**** Records for the task ****
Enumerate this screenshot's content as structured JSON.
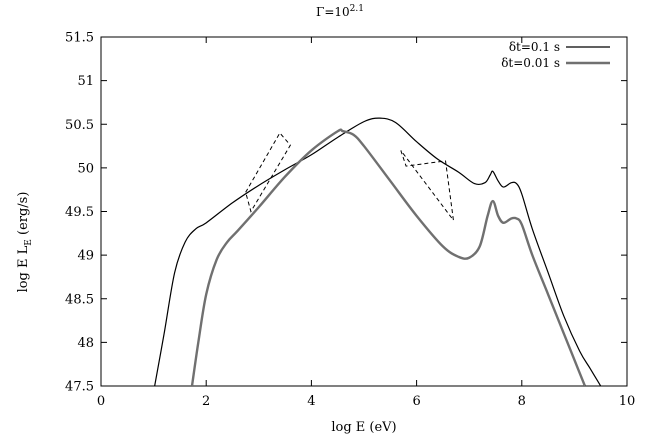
{
  "chart_data": {
    "type": "line",
    "title_base": "Γ=10",
    "title_exponent": "2.1",
    "xlabel": "log  E (eV)",
    "ylabel_base": "log E L",
    "ylabel_sub": "E",
    "ylabel_tail": " (erg/s)",
    "xlim": [
      0,
      10
    ],
    "ylim": [
      47.5,
      51.5
    ],
    "xticks": [
      "0",
      "2",
      "4",
      "6",
      "8",
      "10"
    ],
    "yticks": [
      "47.5",
      "48",
      "48.5",
      "49",
      "49.5",
      "50",
      "50.5",
      "51",
      "51.5"
    ],
    "grid": false,
    "legend_position": "top-right",
    "series": [
      {
        "name": "δt=0.1 s",
        "color": "#000000",
        "x": [
          1.02,
          1.2,
          1.4,
          1.6,
          1.8,
          2.0,
          2.5,
          3.0,
          3.5,
          4.0,
          4.5,
          5.0,
          5.3,
          5.6,
          6.0,
          6.4,
          6.8,
          7.1,
          7.3,
          7.4,
          7.45,
          7.55,
          7.65,
          7.8,
          7.9,
          8.0,
          8.2,
          8.5,
          8.8,
          9.1,
          9.3,
          9.5
        ],
        "y": [
          47.5,
          48.1,
          48.8,
          49.15,
          49.3,
          49.37,
          49.6,
          49.8,
          49.98,
          50.15,
          50.35,
          50.53,
          50.57,
          50.52,
          50.3,
          50.1,
          49.95,
          49.82,
          49.83,
          49.92,
          49.96,
          49.85,
          49.78,
          49.83,
          49.82,
          49.7,
          49.3,
          48.8,
          48.3,
          47.9,
          47.7,
          47.5
        ]
      },
      {
        "name": "δt=0.01 s",
        "color": "#707070",
        "x": [
          1.73,
          1.85,
          2.0,
          2.2,
          2.4,
          2.6,
          3.0,
          3.5,
          4.0,
          4.5,
          4.6,
          4.8,
          5.0,
          5.5,
          6.0,
          6.5,
          6.8,
          7.0,
          7.2,
          7.35,
          7.45,
          7.55,
          7.65,
          7.8,
          7.9,
          8.0,
          8.2,
          8.5,
          8.8,
          9.0,
          9.2
        ],
        "y": [
          47.5,
          48.0,
          48.55,
          48.95,
          49.15,
          49.28,
          49.55,
          49.9,
          50.2,
          50.42,
          50.42,
          50.38,
          50.25,
          49.85,
          49.45,
          49.1,
          48.98,
          48.97,
          49.1,
          49.45,
          49.62,
          49.45,
          49.37,
          49.42,
          49.42,
          49.35,
          49.0,
          48.55,
          48.1,
          47.8,
          47.5
        ]
      }
    ],
    "dashed_segments": [
      {
        "x": [
          2.75,
          3.4,
          3.6,
          2.85,
          2.75
        ],
        "y": [
          49.72,
          50.4,
          50.26,
          49.5,
          49.72
        ]
      },
      {
        "x": [
          5.7,
          5.8,
          6.55,
          6.7,
          5.7
        ],
        "y": [
          50.2,
          50.02,
          50.08,
          49.4,
          50.2
        ]
      }
    ]
  }
}
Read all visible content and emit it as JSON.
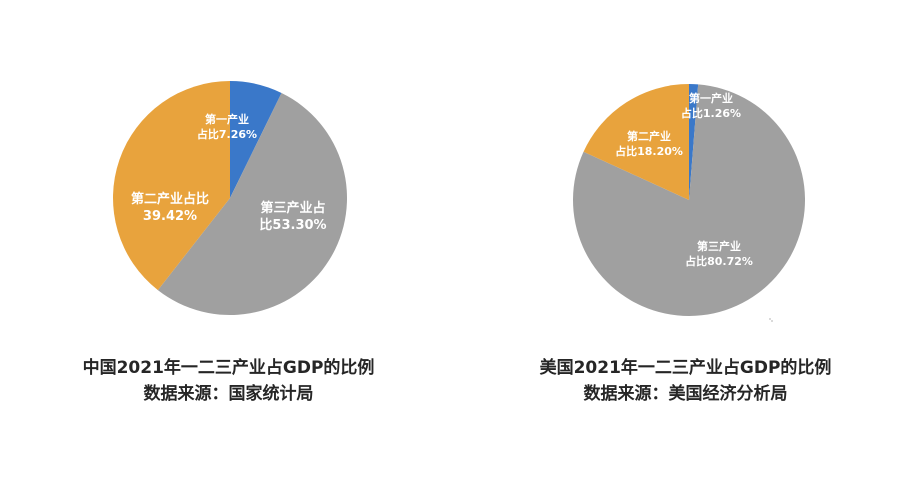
{
  "colors": {
    "primary": "#3a78c9",
    "secondary": "#e8a33d",
    "tertiary": "#a0a0a0"
  },
  "chart_data": [
    {
      "type": "pie",
      "title": "中国2021年一二三产业占GDP的比例",
      "source": "数据来源：国家统计局",
      "slices": [
        {
          "label_lines": [
            "第一产业",
            "占比7.26%"
          ],
          "value": 7.26,
          "color": "#3a78c9"
        },
        {
          "label_lines": [
            "第三产业占",
            "比53.30%"
          ],
          "value": 53.3,
          "color": "#a0a0a0"
        },
        {
          "label_lines": [
            "第二产业占比",
            "39.42%"
          ],
          "value": 39.42,
          "color": "#e8a33d"
        }
      ]
    },
    {
      "type": "pie",
      "title": "美国2021年一二三产业占GDP的比例",
      "source": "数据来源：美国经济分析局",
      "slices": [
        {
          "label_lines": [
            "第一产业",
            "占比1.26%"
          ],
          "value": 1.26,
          "color": "#3a78c9"
        },
        {
          "label_lines": [
            "第三产业",
            "占比80.72%"
          ],
          "value": 80.72,
          "color": "#a0a0a0"
        },
        {
          "label_lines": [
            "第二产业",
            "占比18.20%"
          ],
          "value": 18.2,
          "color": "#e8a33d"
        }
      ]
    }
  ]
}
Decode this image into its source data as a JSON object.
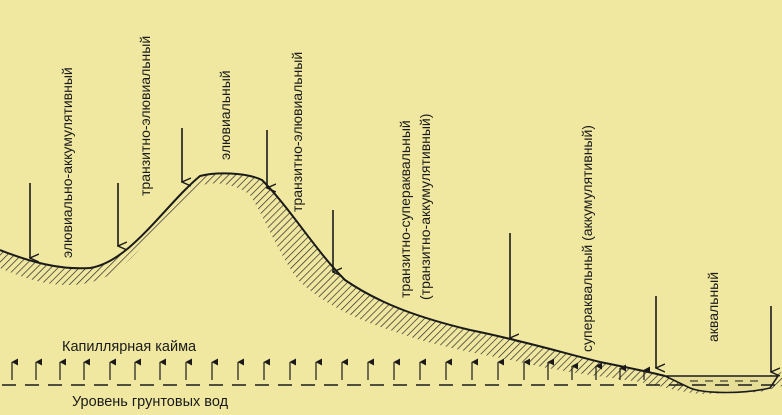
{
  "colors": {
    "background": "#f0e8a0",
    "ink": "#1a1a1a"
  },
  "landscape_labels": [
    "элювиально-аккумулятивный",
    "транзитно-элювиальный",
    "элювиальный",
    "транзитно-элювиальный",
    "транзитно-супераквальный",
    "(транзитно-аккумулятивный)",
    "супераквальный (аккумулятивный)",
    "аквальный"
  ],
  "capillary_fringe_label": "Капиллярная кайма",
  "groundwater_level_label": "Уровень грунтовых вод"
}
****
Task goal. Copy the records exactly. Skip the pictures.

Result of this task.
Enumerate this screenshot's content as structured JSON.
{
  "chart_data": {
    "type": "line",
    "title_base": "Γ=10",
    "title_exponent": "2.1",
    "xlabel": "log  E (eV)",
    "ylabel_base": "log E L",
    "ylabel_sub": "E",
    "ylabel_tail": " (erg/s)",
    "xlim": [
      0,
      10
    ],
    "ylim": [
      47.5,
      51.5
    ],
    "xticks": [
      "0",
      "2",
      "4",
      "6",
      "8",
      "10"
    ],
    "yticks": [
      "47.5",
      "48",
      "48.5",
      "49",
      "49.5",
      "50",
      "50.5",
      "51",
      "51.5"
    ],
    "grid": false,
    "legend_position": "top-right",
    "series": [
      {
        "name": "δt=0.1 s",
        "color": "#000000",
        "x": [
          1.02,
          1.2,
          1.4,
          1.6,
          1.8,
          2.0,
          2.5,
          3.0,
          3.5,
          4.0,
          4.5,
          5.0,
          5.3,
          5.6,
          6.0,
          6.4,
          6.8,
          7.1,
          7.3,
          7.4,
          7.45,
          7.55,
          7.65,
          7.8,
          7.9,
          8.0,
          8.2,
          8.5,
          8.8,
          9.1,
          9.3,
          9.5
        ],
        "y": [
          47.5,
          48.1,
          48.8,
          49.15,
          49.3,
          49.37,
          49.6,
          49.8,
          49.98,
          50.15,
          50.35,
          50.53,
          50.57,
          50.52,
          50.3,
          50.1,
          49.95,
          49.82,
          49.83,
          49.92,
          49.96,
          49.85,
          49.78,
          49.83,
          49.82,
          49.7,
          49.3,
          48.8,
          48.3,
          47.9,
          47.7,
          47.5
        ]
      },
      {
        "name": "δt=0.01 s",
        "color": "#707070",
        "x": [
          1.73,
          1.85,
          2.0,
          2.2,
          2.4,
          2.6,
          3.0,
          3.5,
          4.0,
          4.5,
          4.6,
          4.8,
          5.0,
          5.5,
          6.0,
          6.5,
          6.8,
          7.0,
          7.2,
          7.35,
          7.45,
          7.55,
          7.65,
          7.8,
          7.9,
          8.0,
          8.2,
          8.5,
          8.8,
          9.0,
          9.2
        ],
        "y": [
          47.5,
          48.0,
          48.55,
          48.95,
          49.15,
          49.28,
          49.55,
          49.9,
          50.2,
          50.42,
          50.42,
          50.38,
          50.25,
          49.85,
          49.45,
          49.1,
          48.98,
          48.97,
          49.1,
          49.45,
          49.62,
          49.45,
          49.37,
          49.42,
          49.42,
          49.35,
          49.0,
          48.55,
          48.1,
          47.8,
          47.5
        ]
      }
    ],
    "dashed_segments": [
      {
        "x": [
          2.75,
          3.4,
          3.6,
          2.85,
          2.75
        ],
        "y": [
          49.72,
          50.4,
          50.26,
          49.5,
          49.72
        ]
      },
      {
        "x": [
          5.7,
          5.8,
          6.55,
          6.7,
          5.7
        ],
        "y": [
          50.2,
          50.02,
          50.08,
          49.4,
          50.2
        ]
      }
    ]
  }
}
Read all visible content and emit it as JSON.
{
  "colors": {
    "primary": "#3a78c9",
    "secondary": "#e8a33d",
    "tertiary": "#a0a0a0"
  },
  "chart_data": [
    {
      "type": "pie",
      "title": "中国2021年一二三产业占GDP的比例",
      "source": "数据来源：国家统计局",
      "slices": [
        {
          "label_lines": [
            "第一产业",
            "占比7.26%"
          ],
          "value": 7.26,
          "color": "#3a78c9"
        },
        {
          "label_lines": [
            "第三产业占",
            "比53.30%"
          ],
          "value": 53.3,
          "color": "#a0a0a0"
        },
        {
          "label_lines": [
            "第二产业占比",
            "39.42%"
          ],
          "value": 39.42,
          "color": "#e8a33d"
        }
      ]
    },
    {
      "type": "pie",
      "title": "美国2021年一二三产业占GDP的比例",
      "source": "数据来源：美国经济分析局",
      "slices": [
        {
          "label_lines": [
            "第一产业",
            "占比1.26%"
          ],
          "value": 1.26,
          "color": "#3a78c9"
        },
        {
          "label_lines": [
            "第三产业",
            "占比80.72%"
          ],
          "value": 80.72,
          "color": "#a0a0a0"
        },
        {
          "label_lines": [
            "第二产业",
            "占比18.20%"
          ],
          "value": 18.2,
          "color": "#e8a33d"
        }
      ]
    }
  ]
}
Decode this image into its source data as a JSON object.
{
  "colors": {
    "background": "#f0e8a0",
    "ink": "#1a1a1a"
  },
  "landscape_labels": [
    "элювиально-аккумулятивный",
    "транзитно-элювиальный",
    "элювиальный",
    "транзитно-элювиальный",
    "транзитно-супераквальный",
    "(транзитно-аккумулятивный)",
    "супераквальный (аккумулятивный)",
    "аквальный"
  ],
  "capillary_fringe_label": "Капиллярная кайма",
  "groundwater_level_label": "Уровень грунтовых вод"
}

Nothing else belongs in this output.